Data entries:
····················

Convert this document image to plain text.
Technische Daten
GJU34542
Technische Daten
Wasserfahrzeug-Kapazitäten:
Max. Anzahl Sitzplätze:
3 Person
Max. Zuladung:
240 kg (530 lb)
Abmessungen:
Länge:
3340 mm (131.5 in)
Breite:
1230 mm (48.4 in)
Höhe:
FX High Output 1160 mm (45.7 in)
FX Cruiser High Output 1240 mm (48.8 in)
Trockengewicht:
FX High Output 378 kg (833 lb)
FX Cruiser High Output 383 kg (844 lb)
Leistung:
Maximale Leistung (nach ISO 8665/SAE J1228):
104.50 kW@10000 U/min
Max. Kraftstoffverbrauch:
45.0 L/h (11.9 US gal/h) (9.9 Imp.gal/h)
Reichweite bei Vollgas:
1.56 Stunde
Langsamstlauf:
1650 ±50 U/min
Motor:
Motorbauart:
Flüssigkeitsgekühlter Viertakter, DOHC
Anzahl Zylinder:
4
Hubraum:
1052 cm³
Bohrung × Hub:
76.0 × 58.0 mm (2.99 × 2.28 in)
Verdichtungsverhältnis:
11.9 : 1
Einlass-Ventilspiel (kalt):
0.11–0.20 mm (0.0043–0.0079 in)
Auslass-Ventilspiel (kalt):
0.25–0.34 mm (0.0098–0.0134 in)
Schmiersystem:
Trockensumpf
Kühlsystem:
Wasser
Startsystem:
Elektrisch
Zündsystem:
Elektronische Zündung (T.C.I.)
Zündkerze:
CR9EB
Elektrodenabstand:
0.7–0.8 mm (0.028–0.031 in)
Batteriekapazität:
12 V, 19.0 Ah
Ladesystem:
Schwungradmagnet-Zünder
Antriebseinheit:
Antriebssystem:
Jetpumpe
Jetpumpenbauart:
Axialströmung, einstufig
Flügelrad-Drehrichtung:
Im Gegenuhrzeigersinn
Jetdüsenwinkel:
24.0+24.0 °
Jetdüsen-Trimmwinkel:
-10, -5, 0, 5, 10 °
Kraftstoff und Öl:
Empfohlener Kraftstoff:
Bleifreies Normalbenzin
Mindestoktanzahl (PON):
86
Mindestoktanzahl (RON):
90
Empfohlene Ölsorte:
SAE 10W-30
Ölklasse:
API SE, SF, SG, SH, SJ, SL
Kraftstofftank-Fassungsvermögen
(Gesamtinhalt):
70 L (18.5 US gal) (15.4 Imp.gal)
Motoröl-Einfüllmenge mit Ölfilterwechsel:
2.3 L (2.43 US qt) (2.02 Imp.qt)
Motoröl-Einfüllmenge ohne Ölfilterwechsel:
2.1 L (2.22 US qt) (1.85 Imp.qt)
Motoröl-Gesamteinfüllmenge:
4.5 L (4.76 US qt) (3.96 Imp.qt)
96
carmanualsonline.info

····················

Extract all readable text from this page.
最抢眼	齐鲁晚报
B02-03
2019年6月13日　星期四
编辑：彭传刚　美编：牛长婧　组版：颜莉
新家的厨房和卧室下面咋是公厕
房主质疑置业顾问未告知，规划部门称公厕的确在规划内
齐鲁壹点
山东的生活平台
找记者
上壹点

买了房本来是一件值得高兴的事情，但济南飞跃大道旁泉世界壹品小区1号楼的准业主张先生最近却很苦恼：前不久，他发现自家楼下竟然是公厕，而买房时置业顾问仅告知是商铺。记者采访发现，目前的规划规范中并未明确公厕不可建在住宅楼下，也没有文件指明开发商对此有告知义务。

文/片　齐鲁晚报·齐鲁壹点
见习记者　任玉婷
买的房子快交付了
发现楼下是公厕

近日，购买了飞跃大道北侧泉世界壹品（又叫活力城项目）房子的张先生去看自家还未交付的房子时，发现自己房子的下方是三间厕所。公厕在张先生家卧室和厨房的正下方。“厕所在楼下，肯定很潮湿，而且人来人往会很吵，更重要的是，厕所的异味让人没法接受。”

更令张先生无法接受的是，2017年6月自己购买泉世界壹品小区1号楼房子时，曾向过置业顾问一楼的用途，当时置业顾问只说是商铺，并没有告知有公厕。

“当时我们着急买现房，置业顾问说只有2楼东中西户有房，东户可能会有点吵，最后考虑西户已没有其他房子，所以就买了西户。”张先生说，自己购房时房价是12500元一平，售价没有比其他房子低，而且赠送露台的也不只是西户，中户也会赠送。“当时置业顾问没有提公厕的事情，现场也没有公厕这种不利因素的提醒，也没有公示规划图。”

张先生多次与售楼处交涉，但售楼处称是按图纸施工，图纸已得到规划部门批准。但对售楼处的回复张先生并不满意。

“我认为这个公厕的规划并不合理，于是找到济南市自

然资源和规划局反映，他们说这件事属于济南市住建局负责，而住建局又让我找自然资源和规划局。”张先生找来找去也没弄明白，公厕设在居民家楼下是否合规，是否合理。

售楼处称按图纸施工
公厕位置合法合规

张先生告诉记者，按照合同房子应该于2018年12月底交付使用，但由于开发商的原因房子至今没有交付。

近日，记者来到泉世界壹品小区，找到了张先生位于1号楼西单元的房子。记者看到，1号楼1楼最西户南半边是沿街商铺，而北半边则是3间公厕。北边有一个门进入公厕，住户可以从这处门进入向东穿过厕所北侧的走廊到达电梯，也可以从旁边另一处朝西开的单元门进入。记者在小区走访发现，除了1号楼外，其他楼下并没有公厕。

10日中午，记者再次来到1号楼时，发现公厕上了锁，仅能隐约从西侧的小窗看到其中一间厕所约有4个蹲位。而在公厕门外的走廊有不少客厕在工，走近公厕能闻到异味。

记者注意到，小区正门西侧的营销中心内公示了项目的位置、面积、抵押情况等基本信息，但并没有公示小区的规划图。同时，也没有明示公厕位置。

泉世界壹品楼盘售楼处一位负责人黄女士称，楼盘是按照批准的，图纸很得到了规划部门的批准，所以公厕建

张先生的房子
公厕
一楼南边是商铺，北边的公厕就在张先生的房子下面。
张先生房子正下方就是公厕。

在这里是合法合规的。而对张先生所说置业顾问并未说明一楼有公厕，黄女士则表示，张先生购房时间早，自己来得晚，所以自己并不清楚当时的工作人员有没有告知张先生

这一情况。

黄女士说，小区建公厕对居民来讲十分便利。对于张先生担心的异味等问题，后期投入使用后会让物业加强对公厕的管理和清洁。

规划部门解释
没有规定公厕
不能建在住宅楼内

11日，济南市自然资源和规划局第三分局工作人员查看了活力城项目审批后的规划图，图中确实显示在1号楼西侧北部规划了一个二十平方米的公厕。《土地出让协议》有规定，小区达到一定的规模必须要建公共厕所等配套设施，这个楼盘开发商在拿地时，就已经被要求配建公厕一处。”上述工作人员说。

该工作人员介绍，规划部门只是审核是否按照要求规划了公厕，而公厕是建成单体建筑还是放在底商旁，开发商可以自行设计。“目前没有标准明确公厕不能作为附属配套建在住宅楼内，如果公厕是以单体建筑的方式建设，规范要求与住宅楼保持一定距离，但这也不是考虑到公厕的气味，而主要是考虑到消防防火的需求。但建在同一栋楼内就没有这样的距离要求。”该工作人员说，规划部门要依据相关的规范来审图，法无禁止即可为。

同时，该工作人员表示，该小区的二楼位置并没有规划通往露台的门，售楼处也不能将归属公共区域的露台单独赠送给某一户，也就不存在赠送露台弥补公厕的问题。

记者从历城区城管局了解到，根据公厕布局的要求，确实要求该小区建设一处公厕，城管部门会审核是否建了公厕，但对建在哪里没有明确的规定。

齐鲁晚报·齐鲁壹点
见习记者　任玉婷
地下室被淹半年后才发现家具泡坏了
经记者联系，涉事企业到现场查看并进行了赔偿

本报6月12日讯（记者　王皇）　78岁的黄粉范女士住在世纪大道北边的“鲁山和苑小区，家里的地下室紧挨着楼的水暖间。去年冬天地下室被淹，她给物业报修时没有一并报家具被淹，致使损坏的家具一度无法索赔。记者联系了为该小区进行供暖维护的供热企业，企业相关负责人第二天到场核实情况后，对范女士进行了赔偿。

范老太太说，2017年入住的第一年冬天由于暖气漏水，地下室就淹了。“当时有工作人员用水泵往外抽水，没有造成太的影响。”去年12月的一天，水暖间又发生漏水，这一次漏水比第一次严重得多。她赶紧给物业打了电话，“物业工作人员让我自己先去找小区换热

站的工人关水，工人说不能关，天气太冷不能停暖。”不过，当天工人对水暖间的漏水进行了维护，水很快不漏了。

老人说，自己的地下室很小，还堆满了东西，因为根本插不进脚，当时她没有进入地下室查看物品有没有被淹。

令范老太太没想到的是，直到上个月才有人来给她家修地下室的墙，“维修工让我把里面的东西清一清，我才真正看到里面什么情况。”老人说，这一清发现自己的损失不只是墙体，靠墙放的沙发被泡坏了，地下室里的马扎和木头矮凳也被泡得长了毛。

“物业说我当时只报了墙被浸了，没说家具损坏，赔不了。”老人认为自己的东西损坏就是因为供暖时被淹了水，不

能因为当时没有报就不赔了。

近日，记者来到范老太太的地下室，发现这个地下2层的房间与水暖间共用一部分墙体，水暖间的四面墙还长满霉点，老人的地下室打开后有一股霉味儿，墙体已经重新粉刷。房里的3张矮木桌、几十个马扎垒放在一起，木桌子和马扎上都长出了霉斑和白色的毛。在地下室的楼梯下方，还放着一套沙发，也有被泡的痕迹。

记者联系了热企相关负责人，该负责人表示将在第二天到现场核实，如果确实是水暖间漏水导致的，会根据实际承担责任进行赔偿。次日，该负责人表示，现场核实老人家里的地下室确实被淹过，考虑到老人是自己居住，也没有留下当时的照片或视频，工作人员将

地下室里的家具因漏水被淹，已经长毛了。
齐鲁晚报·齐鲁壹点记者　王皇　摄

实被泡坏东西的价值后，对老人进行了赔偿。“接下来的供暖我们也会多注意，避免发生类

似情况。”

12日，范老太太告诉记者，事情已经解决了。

····················

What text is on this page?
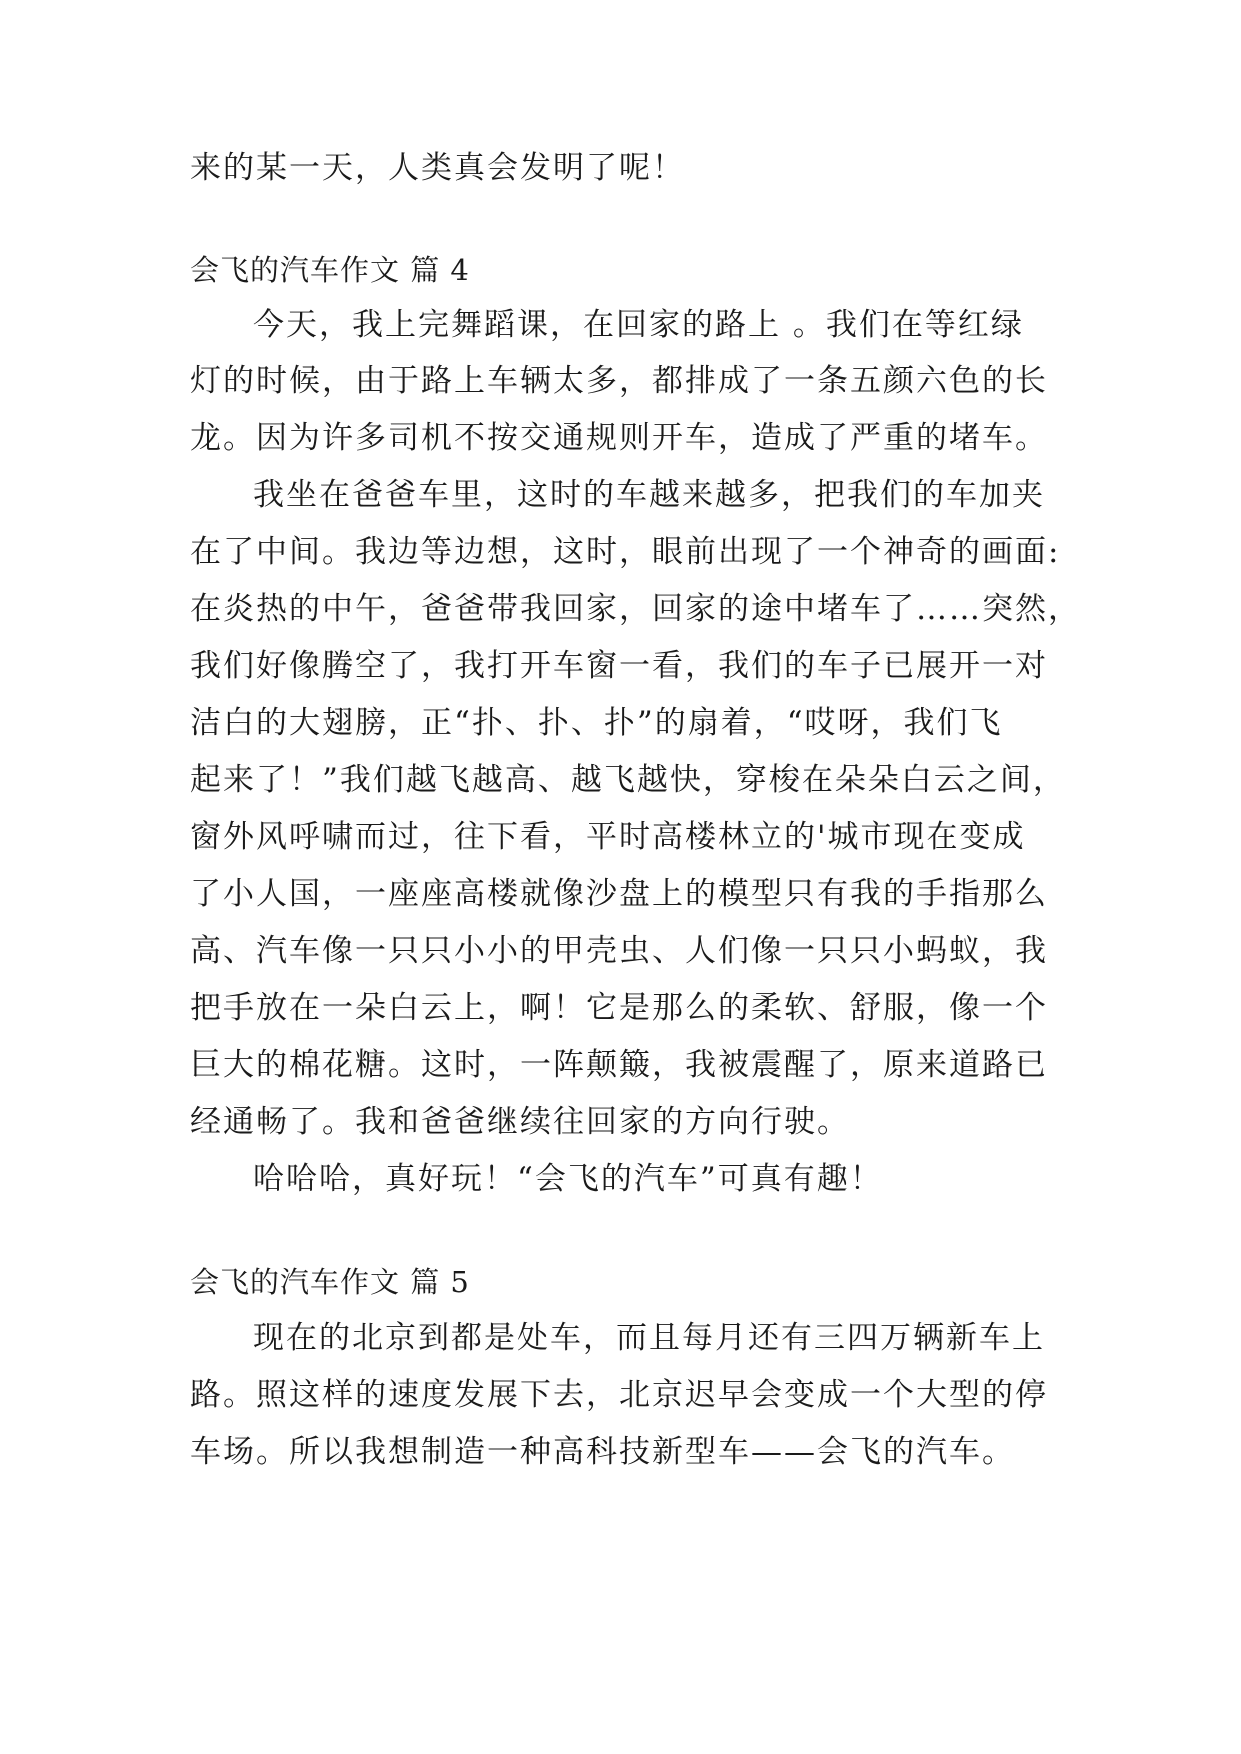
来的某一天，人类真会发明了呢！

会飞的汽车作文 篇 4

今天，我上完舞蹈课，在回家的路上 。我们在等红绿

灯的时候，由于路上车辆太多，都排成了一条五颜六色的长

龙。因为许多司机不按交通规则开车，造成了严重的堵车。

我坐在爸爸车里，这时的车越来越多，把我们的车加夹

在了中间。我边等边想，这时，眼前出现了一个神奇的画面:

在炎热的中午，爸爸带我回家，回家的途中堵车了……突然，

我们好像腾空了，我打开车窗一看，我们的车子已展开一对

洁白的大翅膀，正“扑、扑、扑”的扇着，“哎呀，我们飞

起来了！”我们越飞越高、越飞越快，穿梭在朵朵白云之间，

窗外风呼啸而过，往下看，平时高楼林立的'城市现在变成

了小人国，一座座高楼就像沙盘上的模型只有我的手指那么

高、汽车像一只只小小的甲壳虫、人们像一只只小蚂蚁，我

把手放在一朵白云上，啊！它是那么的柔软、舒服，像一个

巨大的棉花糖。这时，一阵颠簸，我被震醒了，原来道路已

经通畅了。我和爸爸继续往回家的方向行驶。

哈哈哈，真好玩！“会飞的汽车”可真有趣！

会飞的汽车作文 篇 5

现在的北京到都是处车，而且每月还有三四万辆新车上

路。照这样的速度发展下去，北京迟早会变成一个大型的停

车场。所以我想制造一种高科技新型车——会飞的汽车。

····················

Tally the lines of the records holding the word "齐鲁晚报", then give only the resulting number.

4